→ **Task requirements**
From the blog post about the Rhode Island Writers Colony below, reproduce word for word the passage between "Matriculating at Morehouse" and "others are multimedia.", inclusive.

→ **Selected text**

We were supposed to take off on our road trip to Rhode Island yesterday, but alas! Car trouble! But, I'm taking it all in stride...I'll get there and history will happen. I am so looking forward to sharing this space for creatives such as myself - and to have a stretch of uninterrupted time to do the touches on my work that must be done.

the river right down the road from rene's

A special thanks to my mother, Beryl Brown Balbirsingh, brother, Gerard Balbirsingh, Rayner Ramirez, Brook Stephenson, Rene Hendricks & Marie D. Brown.

the lab

Wednesday, August 27, 2014

Rhode Island Writers Colony: A Space to Write

the rhode island writer's colony is the brainchild of writer brook stephenson

I'm happy to report that I've been awarded a residency at Rhode Island Writers Colony - 10 days to work on my book in an environment with other writers. The other writers include Brook Stephenson, whom you should have met by now and Jason Reynolds 

Here's a little about Brook:
Born and raised in Detroit, Michigan, I began people watching at an early age. First my parents showed me who they were, next the extended family, friends and on to my peers. One geographc place, one set of observations. Time to leave the small town/big city. Architecture and design were my interests not necessarily fine art nor creative writing.

Matriculating at Morehouse College in Atlanta, Georgia I made new observations, gained new friends, interacted with more family and discovered as much as I enjoy photography, filmmaking and visual art, writing is where my main focus lies. I found a passion and pursued it mainly through a short fiction column for a weekly paper. Is it coincidence I started writing for the paper six months after I wrote my first piece of prose or that it opened the door to the entertainment industry and the possibilities therein?

Moving to New York City the process expanded. Getting a passport turned the view panoramic.  What did I see? The human condition five times over from the Americas to Europe to the Caribbean. What sort of stories do I tell? Good juicy rich ones about characters that remind you of people you know or experiences you’ve had-some are written others are multimedia.

→ **Information given**
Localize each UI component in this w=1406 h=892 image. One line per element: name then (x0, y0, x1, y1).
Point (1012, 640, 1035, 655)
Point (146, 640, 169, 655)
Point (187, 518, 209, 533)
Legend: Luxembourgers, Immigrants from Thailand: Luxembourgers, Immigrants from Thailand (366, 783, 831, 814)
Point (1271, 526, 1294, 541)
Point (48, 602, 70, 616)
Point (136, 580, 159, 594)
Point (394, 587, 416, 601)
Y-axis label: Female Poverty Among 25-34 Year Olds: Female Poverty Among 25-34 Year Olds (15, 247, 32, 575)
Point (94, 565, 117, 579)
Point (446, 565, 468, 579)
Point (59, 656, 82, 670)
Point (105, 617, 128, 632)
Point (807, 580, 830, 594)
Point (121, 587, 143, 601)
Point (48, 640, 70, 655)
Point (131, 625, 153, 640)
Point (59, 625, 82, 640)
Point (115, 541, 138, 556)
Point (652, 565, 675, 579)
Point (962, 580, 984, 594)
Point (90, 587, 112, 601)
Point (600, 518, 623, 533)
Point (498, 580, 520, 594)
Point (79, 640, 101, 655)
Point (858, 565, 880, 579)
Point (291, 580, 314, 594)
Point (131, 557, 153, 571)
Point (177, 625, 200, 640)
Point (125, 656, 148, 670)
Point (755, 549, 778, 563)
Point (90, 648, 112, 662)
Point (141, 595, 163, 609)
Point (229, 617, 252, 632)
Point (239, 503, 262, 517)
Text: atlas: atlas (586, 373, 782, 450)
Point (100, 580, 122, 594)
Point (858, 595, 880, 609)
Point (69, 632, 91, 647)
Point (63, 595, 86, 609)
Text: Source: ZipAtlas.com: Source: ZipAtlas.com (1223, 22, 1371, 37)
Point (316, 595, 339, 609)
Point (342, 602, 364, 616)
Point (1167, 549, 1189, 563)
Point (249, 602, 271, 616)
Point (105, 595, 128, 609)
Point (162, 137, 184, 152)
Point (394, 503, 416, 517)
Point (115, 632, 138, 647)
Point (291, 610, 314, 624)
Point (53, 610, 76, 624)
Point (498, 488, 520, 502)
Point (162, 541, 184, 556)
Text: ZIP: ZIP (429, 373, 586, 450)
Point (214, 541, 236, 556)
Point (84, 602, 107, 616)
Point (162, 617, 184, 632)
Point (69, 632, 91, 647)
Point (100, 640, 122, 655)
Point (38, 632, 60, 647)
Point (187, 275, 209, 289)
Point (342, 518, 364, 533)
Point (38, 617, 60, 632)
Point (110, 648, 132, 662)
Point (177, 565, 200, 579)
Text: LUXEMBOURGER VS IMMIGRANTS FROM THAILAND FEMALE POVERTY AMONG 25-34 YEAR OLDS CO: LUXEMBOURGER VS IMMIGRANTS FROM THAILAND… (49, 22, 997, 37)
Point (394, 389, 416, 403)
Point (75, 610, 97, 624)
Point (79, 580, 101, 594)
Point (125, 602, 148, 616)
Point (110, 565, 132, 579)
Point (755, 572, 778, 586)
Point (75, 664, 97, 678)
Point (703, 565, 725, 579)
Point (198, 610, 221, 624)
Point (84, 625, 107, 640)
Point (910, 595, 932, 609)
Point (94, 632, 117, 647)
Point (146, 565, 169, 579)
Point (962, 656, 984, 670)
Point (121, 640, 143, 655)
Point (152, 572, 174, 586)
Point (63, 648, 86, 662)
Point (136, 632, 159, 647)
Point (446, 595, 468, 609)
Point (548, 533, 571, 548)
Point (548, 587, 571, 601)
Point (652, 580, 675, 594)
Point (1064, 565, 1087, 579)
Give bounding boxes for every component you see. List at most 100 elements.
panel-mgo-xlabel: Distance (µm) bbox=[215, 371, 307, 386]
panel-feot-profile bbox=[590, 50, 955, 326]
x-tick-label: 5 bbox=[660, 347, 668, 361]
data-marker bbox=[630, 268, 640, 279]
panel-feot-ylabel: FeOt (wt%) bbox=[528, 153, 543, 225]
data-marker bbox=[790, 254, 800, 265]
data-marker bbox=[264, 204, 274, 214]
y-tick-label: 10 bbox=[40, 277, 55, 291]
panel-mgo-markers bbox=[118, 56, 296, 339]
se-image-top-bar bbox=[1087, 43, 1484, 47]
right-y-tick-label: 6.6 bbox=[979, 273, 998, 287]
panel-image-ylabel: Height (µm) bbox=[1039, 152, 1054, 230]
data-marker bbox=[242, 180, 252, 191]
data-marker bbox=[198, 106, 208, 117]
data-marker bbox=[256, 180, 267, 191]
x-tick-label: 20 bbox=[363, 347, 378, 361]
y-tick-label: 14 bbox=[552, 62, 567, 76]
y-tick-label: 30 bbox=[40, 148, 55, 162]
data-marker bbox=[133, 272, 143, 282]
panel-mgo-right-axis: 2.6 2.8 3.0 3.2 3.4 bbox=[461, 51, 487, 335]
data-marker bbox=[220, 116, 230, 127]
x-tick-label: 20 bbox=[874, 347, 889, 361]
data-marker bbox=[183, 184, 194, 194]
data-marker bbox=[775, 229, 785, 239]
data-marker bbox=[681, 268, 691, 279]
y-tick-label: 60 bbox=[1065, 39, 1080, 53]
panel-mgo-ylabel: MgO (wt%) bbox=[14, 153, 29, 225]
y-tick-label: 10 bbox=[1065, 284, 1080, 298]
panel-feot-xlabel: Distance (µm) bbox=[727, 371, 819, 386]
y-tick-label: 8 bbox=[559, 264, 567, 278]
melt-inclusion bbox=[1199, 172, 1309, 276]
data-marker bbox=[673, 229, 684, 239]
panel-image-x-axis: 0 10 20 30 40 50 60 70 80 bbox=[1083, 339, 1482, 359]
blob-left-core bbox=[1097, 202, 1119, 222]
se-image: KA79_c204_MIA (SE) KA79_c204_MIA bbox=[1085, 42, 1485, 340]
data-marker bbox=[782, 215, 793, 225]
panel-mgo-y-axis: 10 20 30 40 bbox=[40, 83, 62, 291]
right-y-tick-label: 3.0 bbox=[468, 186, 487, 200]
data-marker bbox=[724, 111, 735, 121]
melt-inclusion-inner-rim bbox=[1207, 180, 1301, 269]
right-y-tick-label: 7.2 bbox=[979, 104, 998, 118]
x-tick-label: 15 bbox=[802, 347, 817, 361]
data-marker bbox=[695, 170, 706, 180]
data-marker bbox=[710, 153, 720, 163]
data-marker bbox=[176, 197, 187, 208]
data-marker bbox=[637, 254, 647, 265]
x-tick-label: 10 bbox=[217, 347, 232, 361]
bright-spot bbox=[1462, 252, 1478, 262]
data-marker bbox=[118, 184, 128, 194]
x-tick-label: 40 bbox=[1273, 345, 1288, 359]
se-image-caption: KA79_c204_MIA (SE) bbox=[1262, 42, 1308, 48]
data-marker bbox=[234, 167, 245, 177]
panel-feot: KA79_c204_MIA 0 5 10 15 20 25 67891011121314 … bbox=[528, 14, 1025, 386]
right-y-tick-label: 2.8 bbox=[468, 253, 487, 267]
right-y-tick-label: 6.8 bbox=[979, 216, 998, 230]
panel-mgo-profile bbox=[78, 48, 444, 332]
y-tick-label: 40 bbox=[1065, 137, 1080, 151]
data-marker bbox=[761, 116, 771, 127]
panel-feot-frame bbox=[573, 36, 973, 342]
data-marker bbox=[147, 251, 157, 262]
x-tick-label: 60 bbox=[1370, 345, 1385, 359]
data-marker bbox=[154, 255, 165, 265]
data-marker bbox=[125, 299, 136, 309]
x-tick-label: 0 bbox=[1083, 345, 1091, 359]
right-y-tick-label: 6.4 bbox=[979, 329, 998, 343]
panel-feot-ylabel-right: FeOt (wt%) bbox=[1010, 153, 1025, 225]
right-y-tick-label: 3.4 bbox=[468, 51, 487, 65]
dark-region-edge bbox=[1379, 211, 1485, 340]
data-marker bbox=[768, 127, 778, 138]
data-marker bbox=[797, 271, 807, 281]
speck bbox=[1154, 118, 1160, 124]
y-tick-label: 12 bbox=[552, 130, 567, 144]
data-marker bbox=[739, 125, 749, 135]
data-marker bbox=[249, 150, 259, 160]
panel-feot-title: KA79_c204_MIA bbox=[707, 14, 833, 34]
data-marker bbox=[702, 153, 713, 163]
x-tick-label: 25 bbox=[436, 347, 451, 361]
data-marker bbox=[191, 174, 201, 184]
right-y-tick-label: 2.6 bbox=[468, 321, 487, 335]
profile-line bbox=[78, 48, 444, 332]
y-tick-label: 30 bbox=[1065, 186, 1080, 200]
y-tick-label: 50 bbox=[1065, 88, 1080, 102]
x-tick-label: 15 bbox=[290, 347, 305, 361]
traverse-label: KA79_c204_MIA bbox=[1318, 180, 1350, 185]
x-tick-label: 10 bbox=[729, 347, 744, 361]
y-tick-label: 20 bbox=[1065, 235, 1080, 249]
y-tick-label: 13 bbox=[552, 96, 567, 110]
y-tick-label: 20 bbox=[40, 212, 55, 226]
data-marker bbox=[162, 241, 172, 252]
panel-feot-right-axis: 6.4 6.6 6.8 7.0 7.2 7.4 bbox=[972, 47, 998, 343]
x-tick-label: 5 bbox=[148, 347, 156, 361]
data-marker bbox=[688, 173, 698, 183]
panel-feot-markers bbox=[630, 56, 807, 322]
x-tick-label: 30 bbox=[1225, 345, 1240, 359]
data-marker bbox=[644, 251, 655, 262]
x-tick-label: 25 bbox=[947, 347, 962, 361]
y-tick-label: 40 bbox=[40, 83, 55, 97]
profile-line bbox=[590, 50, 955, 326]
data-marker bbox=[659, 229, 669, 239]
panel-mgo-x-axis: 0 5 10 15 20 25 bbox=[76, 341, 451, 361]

→ **Exercise result**
Matriculating at Morehouse College in Atlanta, Georgia I made new observations, gained new friends, interacted with more family and discovered as much as I enjoy photography, filmmaking and visual art, writing is where my main focus lies. I found a passion and pursued it mainly through a short fiction column for a weekly paper. Is it coincidence I started writing for the paper six months after I wrote my first piece of prose or that it opened the door to the entertainment industry and the possibilities therein?

Moving to New York City the process expanded. Getting a passport turned the view panoramic.  What did I see? The human condition five times over from the Americas to Europe to the Caribbean. What sort of stories do I tell? Good juicy rich ones about characters that remind you of people you know or experiences you’ve had-some are written others are multimedia.